### Task goal:
Omit images. Retype all entries verbatim.

### Listed entries:
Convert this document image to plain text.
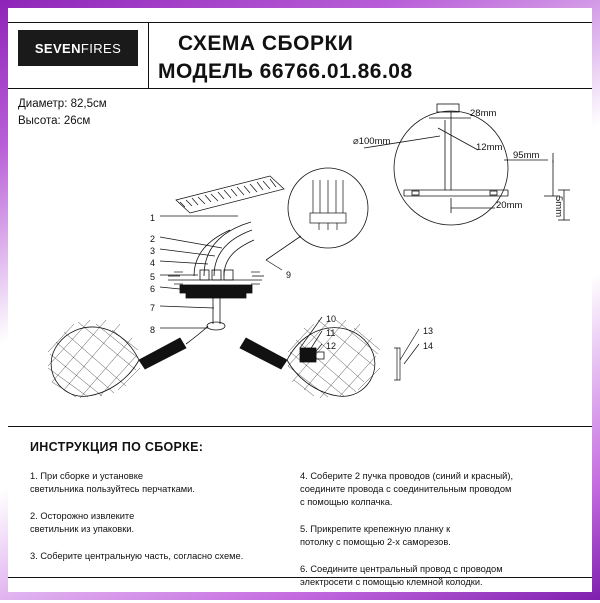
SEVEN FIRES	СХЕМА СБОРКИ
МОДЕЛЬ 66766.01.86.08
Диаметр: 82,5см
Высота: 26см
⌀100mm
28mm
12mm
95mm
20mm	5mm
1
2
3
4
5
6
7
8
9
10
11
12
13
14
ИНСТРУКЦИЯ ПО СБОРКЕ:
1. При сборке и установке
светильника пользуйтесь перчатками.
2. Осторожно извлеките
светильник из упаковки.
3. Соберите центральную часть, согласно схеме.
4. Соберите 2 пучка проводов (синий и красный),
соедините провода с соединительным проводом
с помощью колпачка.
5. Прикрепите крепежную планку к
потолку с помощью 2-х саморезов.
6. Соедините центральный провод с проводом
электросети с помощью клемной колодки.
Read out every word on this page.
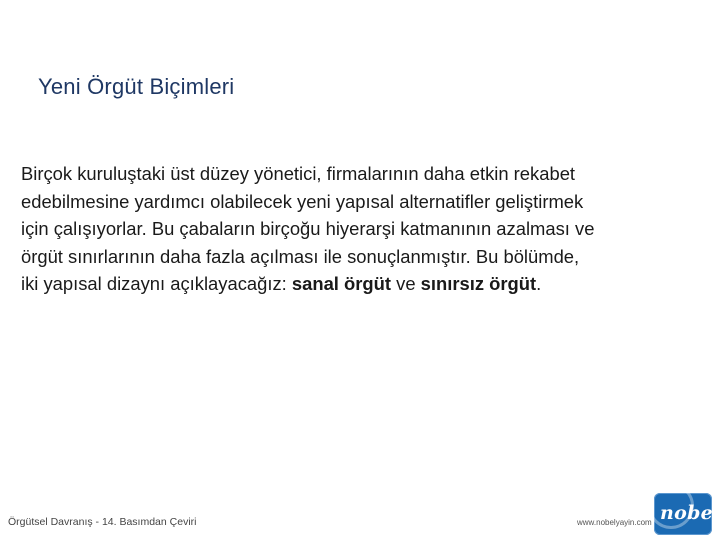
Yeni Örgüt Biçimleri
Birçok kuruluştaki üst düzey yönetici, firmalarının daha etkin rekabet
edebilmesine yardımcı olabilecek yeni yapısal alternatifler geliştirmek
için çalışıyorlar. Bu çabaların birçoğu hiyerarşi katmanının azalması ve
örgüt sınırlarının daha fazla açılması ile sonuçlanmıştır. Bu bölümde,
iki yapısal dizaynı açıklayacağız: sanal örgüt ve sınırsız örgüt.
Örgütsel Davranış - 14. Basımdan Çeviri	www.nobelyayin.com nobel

### Written reply:
Convert this document image to plain text.
SEVEN FIRES	СХЕМА СБОРКИ
МОДЕЛЬ 66766.01.86.08
Диаметр: 82,5см
Высота: 26см
⌀100mm
28mm
12mm
95mm
20mm	5mm
1
2
3
4
5
6
7
8
9
10
11
12
13
14
ИНСТРУКЦИЯ ПО СБОРКЕ:
1. При сборке и установке
светильника пользуйтесь перчатками.
2. Осторожно извлеките
светильник из упаковки.
3. Соберите центральную часть, согласно схеме.
4. Соберите 2 пучка проводов (синий и красный),
соедините провода с соединительным проводом
с помощью колпачка.
5. Прикрепите крепежную планку к
потолку с помощью 2-х саморезов.
6. Соедините центральный провод с проводом
электросети с помощью клемной колодки.
Read out every word on this page.
Yeni Örgüt Biçimleri
Birçok kuruluştaki üst düzey yönetici, firmalarının daha etkin rekabet
edebilmesine yardımcı olabilecek yeni yapısal alternatifler geliştirmek
için çalışıyorlar. Bu çabaların birçoğu hiyerarşi katmanının azalması ve
örgüt sınırlarının daha fazla açılması ile sonuçlanmıştır. Bu bölümde,
iki yapısal dizaynı açıklayacağız: sanal örgüt ve sınırsız örgüt.
Örgütsel Davranış - 14. Basımdan Çeviri	www.nobelyayin.com nobel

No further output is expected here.